Keep the wording of each record exactly the same when you repeat it, and leave out pictures.

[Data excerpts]

:::

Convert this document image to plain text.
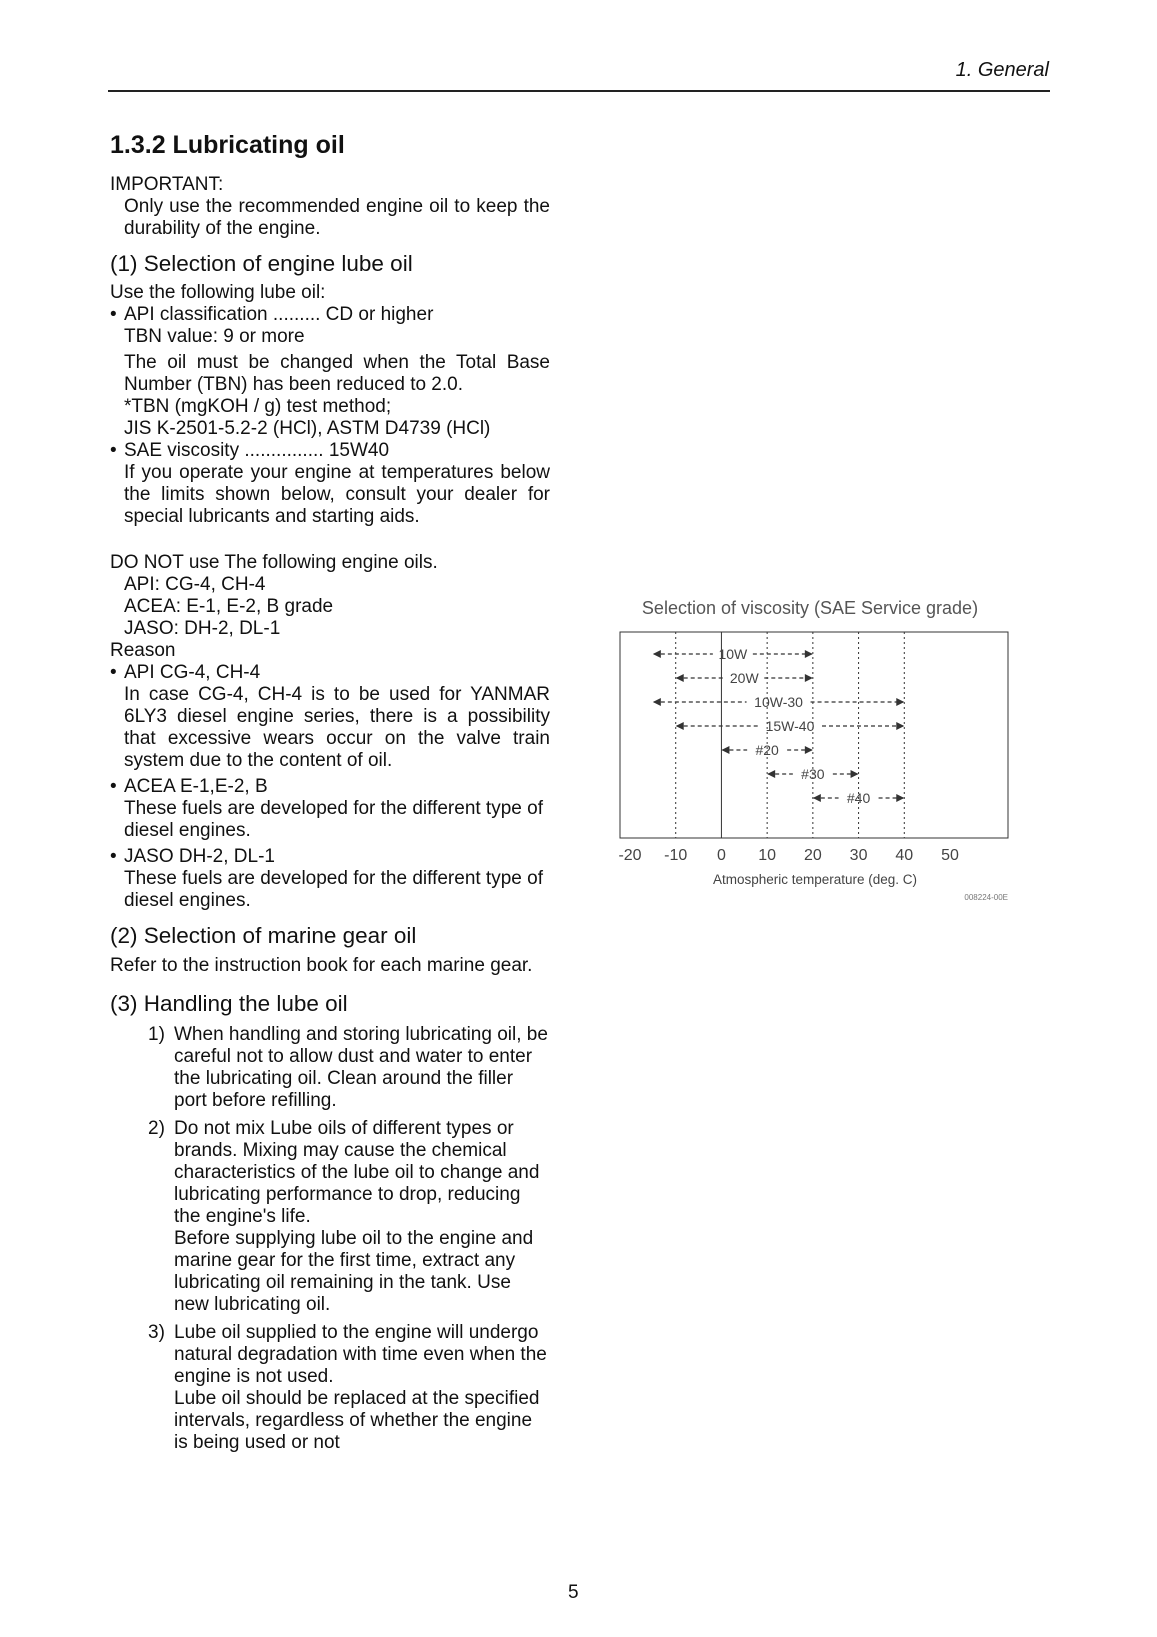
1. General
1.3.2 Lubricating oil
IMPORTANT:
Only use the recommended engine oil to keep the durability of the engine.
(1) Selection of engine lube oil
Use the following lube oil:
• API classification ......... CD or higher
TBN value: 9 or more
The oil must be changed when the Total Base Number (TBN) has been reduced to 2.0.
*TBN (mgKOH / g) test method;
JIS K-2501-5.2-2 (HCl), ASTM D4739 (HCl)
• SAE viscosity ............... 15W40
If you operate your engine at temperatures below the limits shown below, consult your dealer for special lubricants and starting aids.
DO NOT use The following engine oils.
API: CG-4, CH-4
ACEA: E-1, E-2, B grade
JASO: DH-2, DL-1
Reason
• API CG-4, CH-4
In case CG-4, CH-4 is to be used for YANMAR 6LY3 diesel engine series, there is a possibility that excessive wears occur on the valve train system due to the content of oil.
• ACEA E-1,E-2, B
These fuels are developed for the different type of diesel engines.
• JASO DH-2, DL-1
These fuels are developed for the different type of diesel engines.
(2) Selection of marine gear oil
Refer to the instruction book for each marine gear.
(3) Handling the lube oil
1) When handling and storing lubricating oil, be careful not to allow dust and water to enter the lubricating oil. Clean around the filler port before refilling.
2) Do not mix Lube oils of different types or brands. Mixing may cause the chemical characteristics of the lube oil to change and lubricating performance to drop, reducing the engine's life.
Before supplying lube oil to the engine and marine gear for the first time, extract any lubricating oil remaining in the tank. Use new lubricating oil.
3) Lube oil supplied to the engine will undergo natural degradation with time even when the engine is not used.
Lube oil should be replaced at the specified intervals, regardless of whether the engine is being used or not
Selection of viscosity (SAE Service grade)
10W
20W
10W-30
15W-40
#20
#30
#40
-20 -10 0 10 20 30 40 50
Atmospheric temperature (deg. C)
008224-00E
5
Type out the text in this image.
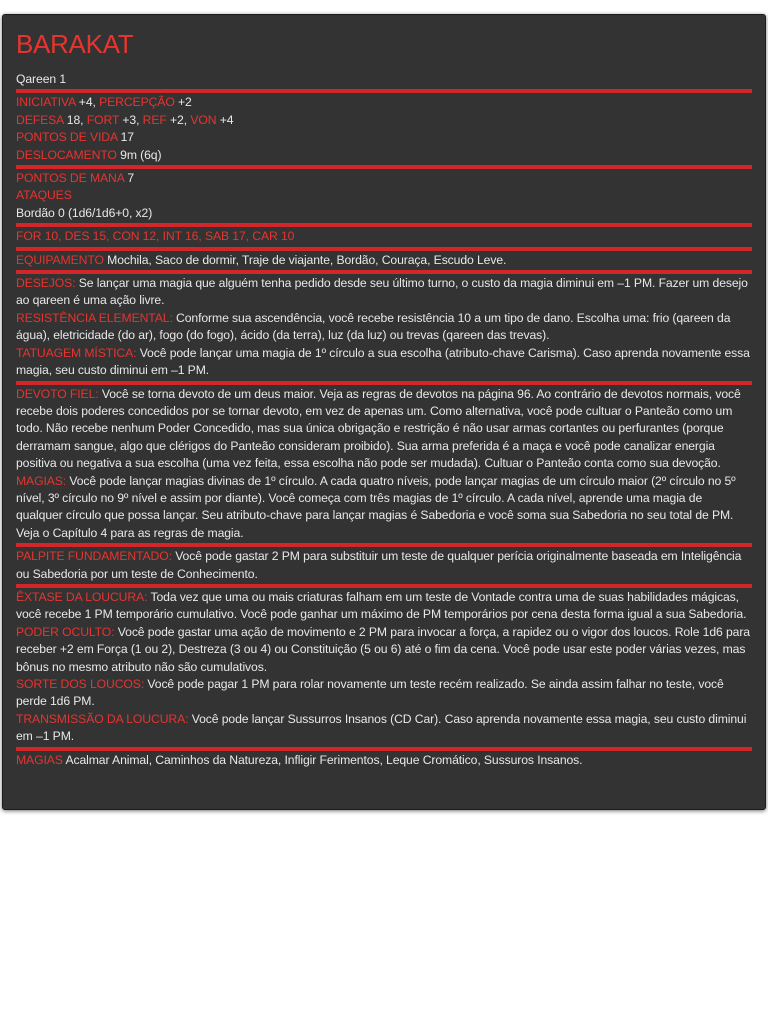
BARAKAT
Qareen 1
INICIATIVA +4, PERCEPÇÃO +2
DEFESA 18, FORT +3, REF +2, VON +4
PONTOS DE VIDA 17
DESLOCAMENTO 9m (6q)
PONTOS DE MANA 7
ATAQUES
Bordão 0 (1d6/1d6+0, x2)
FOR 10, DES 15, CON 12, INT 16, SAB 17, CAR 10
EQUIPAMENTO Mochila, Saco de dormir, Traje de viajante, Bordão, Couraça, Escudo Leve.
DESEJOS: Se lançar uma magia que alguém tenha pedido desde seu último turno, o custo da magia diminui em –1 PM. Fazer um desejo ao qareen é uma ação livre.
RESISTÊNCIA ELEMENTAL: Conforme sua ascendência, você recebe resistência 10 a um tipo de dano. Escolha uma: frio (qareen da água), eletricidade (do ar), fogo (do fogo), ácido (da terra), luz (da luz) ou trevas (qareen das trevas).
TATUAGEM MÍSTICA: Você pode lançar uma magia de 1º círculo a sua escolha (atributo-chave Carisma). Caso aprenda novamente essa magia, seu custo diminui em –1 PM.
DEVOTO FIEL: Você se torna devoto de um deus maior. Veja as regras de devotos na página 96. Ao contrário de devotos normais, você recebe dois poderes concedidos por se tornar devoto, em vez de apenas um. Como alternativa, você pode cultuar o Panteão como um todo. Não recebe nenhum Poder Concedido, mas sua única obrigação e restrição é não usar armas cortantes ou perfurantes (porque derramam sangue, algo que clérigos do Panteão consideram proibido). Sua arma preferida é a maça e você pode canalizar energia positiva ou negativa a sua escolha (uma vez feita, essa escolha não pode ser mudada). Cultuar o Panteão conta como sua devoção.
MAGIAS: Você pode lançar magias divinas de 1º círculo. A cada quatro níveis, pode lançar magias de um círculo maior (2º círculo no 5º nível, 3º círculo no 9º nível e assim por diante). Você começa com três magias de 1º círculo. A cada nível, aprende uma magia de qualquer círculo que possa lançar. Seu atributo-chave para lançar magias é Sabedoria e você soma sua Sabedoria no seu total de PM. Veja o Capítulo 4 para as regras de magia.
PALPITE FUNDAMENTADO: Você pode gastar 2 PM para substituir um teste de qualquer perícia originalmente baseada em Inteligência ou Sabedoria por um teste de Conhecimento.
ÊXTASE DA LOUCURA: Toda vez que uma ou mais criaturas falham em um teste de Vontade contra uma de suas habilidades mágicas, você recebe 1 PM temporário cumulativo. Você pode ganhar um máximo de PM temporários por cena desta forma igual a sua Sabedoria.
PODER OCULTO: Você pode gastar uma ação de movimento e 2 PM para invocar a força, a rapidez ou o vigor dos loucos. Role 1d6 para receber +2 em Força (1 ou 2), Destreza (3 ou 4) ou Constituição (5 ou 6) até o fim da cena. Você pode usar este poder várias vezes, mas bônus no mesmo atributo não são cumulativos.
SORTE DOS LOUCOS: Você pode pagar 1 PM para rolar novamente um teste recém realizado. Se ainda assim falhar no teste, você perde 1d6 PM.
TRANSMISSÃO DA LOUCURA: Você pode lançar Sussurros Insanos (CD Car). Caso aprenda novamente essa magia, seu custo diminui em –1 PM.
MAGIAS Acalmar Animal, Caminhos da Natureza, Infligir Ferimentos, Leque Cromático, Sussuros Insanos.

:::

◆ **Correct result**:
Convert this document image to plain text.
1. General
1.3.2 Lubricating oil
IMPORTANT:
Only use the recommended engine oil to keep the durability of the engine.
(1) Selection of engine lube oil
Use the following lube oil:
• API classification ......... CD or higher
TBN value: 9 or more
The oil must be changed when the Total Base Number (TBN) has been reduced to 2.0.
*TBN (mgKOH / g) test method;
JIS K-2501-5.2-2 (HCl), ASTM D4739 (HCl)
• SAE viscosity ............... 15W40
If you operate your engine at temperatures below the limits shown below, consult your dealer for special lubricants and starting aids.
DO NOT use The following engine oils.
API: CG-4, CH-4
ACEA: E-1, E-2, B grade
JASO: DH-2, DL-1
Reason
• API CG-4, CH-4
In case CG-4, CH-4 is to be used for YANMAR 6LY3 diesel engine series, there is a possibility that excessive wears occur on the valve train system due to the content of oil.
• ACEA E-1,E-2, B
These fuels are developed for the different type of diesel engines.
• JASO DH-2, DL-1
These fuels are developed for the different type of diesel engines.
(2) Selection of marine gear oil
Refer to the instruction book for each marine gear.
(3) Handling the lube oil
1) When handling and storing lubricating oil, be careful not to allow dust and water to enter the lubricating oil. Clean around the filler port before refilling.
2) Do not mix Lube oils of different types or brands. Mixing may cause the chemical characteristics of the lube oil to change and lubricating performance to drop, reducing the engine's life.
Before supplying lube oil to the engine and marine gear for the first time, extract any lubricating oil remaining in the tank. Use new lubricating oil.
3) Lube oil supplied to the engine will undergo natural degradation with time even when the engine is not used.
Lube oil should be replaced at the specified intervals, regardless of whether the engine is being used or not
Selection of viscosity (SAE Service grade)
10W
20W
10W-30
15W-40
#20
#30
#40
-20 -10 0 10 20 30 40 50
Atmospheric temperature (deg. C)
008224-00E
5
Type out the text in this image.
BARAKAT
Qareen 1
INICIATIVA +4, PERCEPÇÃO +2
DEFESA 18, FORT +3, REF +2, VON +4
PONTOS DE VIDA 17
DESLOCAMENTO 9m (6q)
PONTOS DE MANA 7
ATAQUES
Bordão 0 (1d6/1d6+0, x2)
FOR 10, DES 15, CON 12, INT 16, SAB 17, CAR 10
EQUIPAMENTO Mochila, Saco de dormir, Traje de viajante, Bordão, Couraça, Escudo Leve.
DESEJOS: Se lançar uma magia que alguém tenha pedido desde seu último turno, o custo da magia diminui em –1 PM. Fazer um desejo ao qareen é uma ação livre.
RESISTÊNCIA ELEMENTAL: Conforme sua ascendência, você recebe resistência 10 a um tipo de dano. Escolha uma: frio (qareen da água), eletricidade (do ar), fogo (do fogo), ácido (da terra), luz (da luz) ou trevas (qareen das trevas).
TATUAGEM MÍSTICA: Você pode lançar uma magia de 1º círculo a sua escolha (atributo-chave Carisma). Caso aprenda novamente essa magia, seu custo diminui em –1 PM.
DEVOTO FIEL: Você se torna devoto de um deus maior. Veja as regras de devotos na página 96. Ao contrário de devotos normais, você recebe dois poderes concedidos por se tornar devoto, em vez de apenas um. Como alternativa, você pode cultuar o Panteão como um todo. Não recebe nenhum Poder Concedido, mas sua única obrigação e restrição é não usar armas cortantes ou perfurantes (porque derramam sangue, algo que clérigos do Panteão consideram proibido). Sua arma preferida é a maça e você pode canalizar energia positiva ou negativa a sua escolha (uma vez feita, essa escolha não pode ser mudada). Cultuar o Panteão conta como sua devoção.
MAGIAS: Você pode lançar magias divinas de 1º círculo. A cada quatro níveis, pode lançar magias de um círculo maior (2º círculo no 5º nível, 3º círculo no 9º nível e assim por diante). Você começa com três magias de 1º círculo. A cada nível, aprende uma magia de qualquer círculo que possa lançar. Seu atributo-chave para lançar magias é Sabedoria e você soma sua Sabedoria no seu total de PM. Veja o Capítulo 4 para as regras de magia.
PALPITE FUNDAMENTADO: Você pode gastar 2 PM para substituir um teste de qualquer perícia originalmente baseada em Inteligência ou Sabedoria por um teste de Conhecimento.
ÊXTASE DA LOUCURA: Toda vez que uma ou mais criaturas falham em um teste de Vontade contra uma de suas habilidades mágicas, você recebe 1 PM temporário cumulativo. Você pode ganhar um máximo de PM temporários por cena desta forma igual a sua Sabedoria.
PODER OCULTO: Você pode gastar uma ação de movimento e 2 PM para invocar a força, a rapidez ou o vigor dos loucos. Role 1d6 para receber +2 em Força (1 ou 2), Destreza (3 ou 4) ou Constituição (5 ou 6) até o fim da cena. Você pode usar este poder várias vezes, mas bônus no mesmo atributo não são cumulativos.
SORTE DOS LOUCOS: Você pode pagar 1 PM para rolar novamente um teste recém realizado. Se ainda assim falhar no teste, você perde 1d6 PM.
TRANSMISSÃO DA LOUCURA: Você pode lançar Sussurros Insanos (CD Car). Caso aprenda novamente essa magia, seu custo diminui em –1 PM.
MAGIAS Acalmar Animal, Caminhos da Natureza, Infligir Ferimentos, Leque Cromático, Sussuros Insanos.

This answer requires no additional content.